- [EXERCISE PROMPT]
Write down each entry again, exactly as it reads.

- [Data entries]
:::
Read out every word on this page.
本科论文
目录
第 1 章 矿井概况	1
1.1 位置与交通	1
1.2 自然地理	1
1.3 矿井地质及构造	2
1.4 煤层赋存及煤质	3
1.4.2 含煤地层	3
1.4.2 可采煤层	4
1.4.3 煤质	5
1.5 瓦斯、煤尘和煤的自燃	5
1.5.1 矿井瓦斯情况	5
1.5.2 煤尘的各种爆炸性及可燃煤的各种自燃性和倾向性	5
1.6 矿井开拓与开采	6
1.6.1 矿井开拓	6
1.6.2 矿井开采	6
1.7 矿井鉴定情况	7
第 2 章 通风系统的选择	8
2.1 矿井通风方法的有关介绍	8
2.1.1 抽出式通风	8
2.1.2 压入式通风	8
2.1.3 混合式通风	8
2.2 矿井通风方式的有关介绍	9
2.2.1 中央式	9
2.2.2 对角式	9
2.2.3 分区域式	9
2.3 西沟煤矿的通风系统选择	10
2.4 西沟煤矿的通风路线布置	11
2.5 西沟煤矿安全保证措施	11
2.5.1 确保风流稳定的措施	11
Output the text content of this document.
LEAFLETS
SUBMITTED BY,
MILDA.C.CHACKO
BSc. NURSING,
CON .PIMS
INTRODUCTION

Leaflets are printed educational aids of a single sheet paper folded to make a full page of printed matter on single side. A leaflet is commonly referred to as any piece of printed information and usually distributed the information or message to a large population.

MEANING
:::
- [ANSWER]
Read out every word on this page.
本科论文
目录
第 1 章 矿井概况	1
1.1 位置与交通	1
1.2 自然地理	1
1.3 矿井地质及构造	2
1.4 煤层赋存及煤质	3
1.4.2 含煤地层	3
1.4.2 可采煤层	4
1.4.3 煤质	5
1.5 瓦斯、煤尘和煤的自燃	5
1.5.1 矿井瓦斯情况	5
1.5.2 煤尘的各种爆炸性及可燃煤的各种自燃性和倾向性	5
1.6 矿井开拓与开采	6
1.6.1 矿井开拓	6
1.6.2 矿井开采	6
1.7 矿井鉴定情况	7
第 2 章 通风系统的选择	8
2.1 矿井通风方法的有关介绍	8
2.1.1 抽出式通风	8
2.1.2 压入式通风	8
2.1.3 混合式通风	8
2.2 矿井通风方式的有关介绍	9
2.2.1 中央式	9
2.2.2 对角式	9
2.2.3 分区域式	9
2.3 西沟煤矿的通风系统选择	10
2.4 西沟煤矿的通风路线布置	11
2.5 西沟煤矿安全保证措施	11
2.5.1 确保风流稳定的措施	11
Output the text content of this document.
LEAFLETS
SUBMITTED BY,
MILDA.C.CHACKO
BSc. NURSING,
CON .PIMS
INTRODUCTION

Leaflets are printed educational aids of a single sheet paper folded to make a full page of printed matter on single side. A leaflet is commonly referred to as any piece of printed information and usually distributed the information or message to a large population.

MEANING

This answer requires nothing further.